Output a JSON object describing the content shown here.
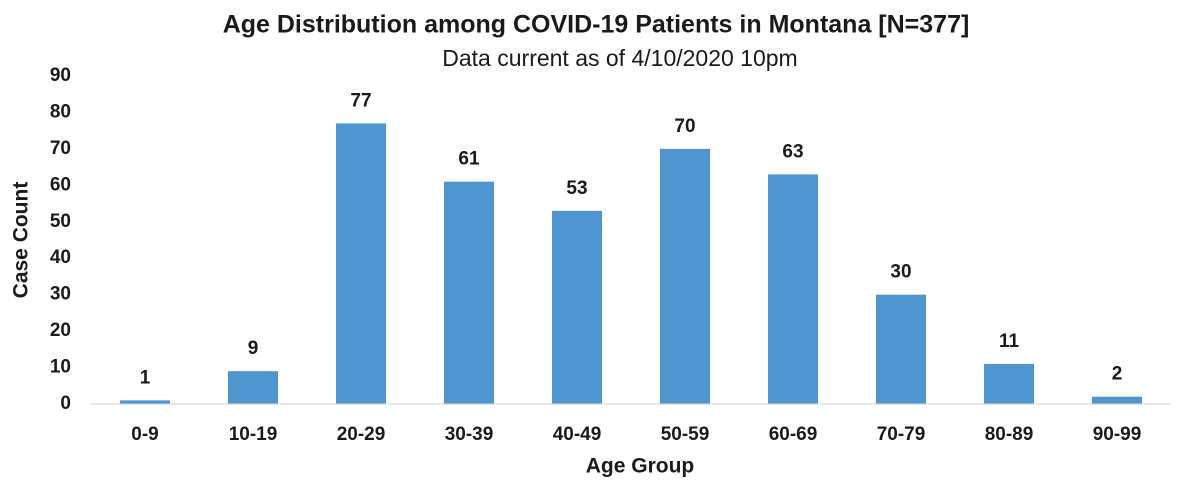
{
  "chart_data": {
    "type": "bar",
    "title": "Age Distribution among COVID-19 Patients in Montana [N=377]",
    "subtitle": "Data current as of 4/10/2020 10pm",
    "x_label": "Age Group",
    "y_label": "Case Count",
    "categories": [
      "0-9",
      "10-19",
      "20-29",
      "30-39",
      "40-49",
      "50-59",
      "60-69",
      "70-79",
      "80-89",
      "90-99"
    ],
    "values": [
      1,
      9,
      77,
      61,
      53,
      70,
      63,
      30,
      11,
      2
    ],
    "color": "#4f96d0",
    "ylim": [
      0,
      90
    ],
    "yticks": [
      0,
      10,
      20,
      30,
      40,
      50,
      60,
      70,
      80,
      90
    ],
    "grid": false
  }
}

# Exercise
Print the data word for word and omit the pictures.

# Solution
Output a JSON object describing the content shown here.
{
  "chart_data": {
    "type": "bar",
    "title": "Age Distribution among COVID-19 Patients in Montana [N=377]",
    "subtitle": "Data current as of 4/10/2020 10pm",
    "x_label": "Age Group",
    "y_label": "Case Count",
    "categories": [
      "0-9",
      "10-19",
      "20-29",
      "30-39",
      "40-49",
      "50-59",
      "60-69",
      "70-79",
      "80-89",
      "90-99"
    ],
    "values": [
      1,
      9,
      77,
      61,
      53,
      70,
      63,
      30,
      11,
      2
    ],
    "color": "#4f96d0",
    "ylim": [
      0,
      90
    ],
    "yticks": [
      0,
      10,
      20,
      30,
      40,
      50,
      60,
      70,
      80,
      90
    ],
    "grid": false
  }
}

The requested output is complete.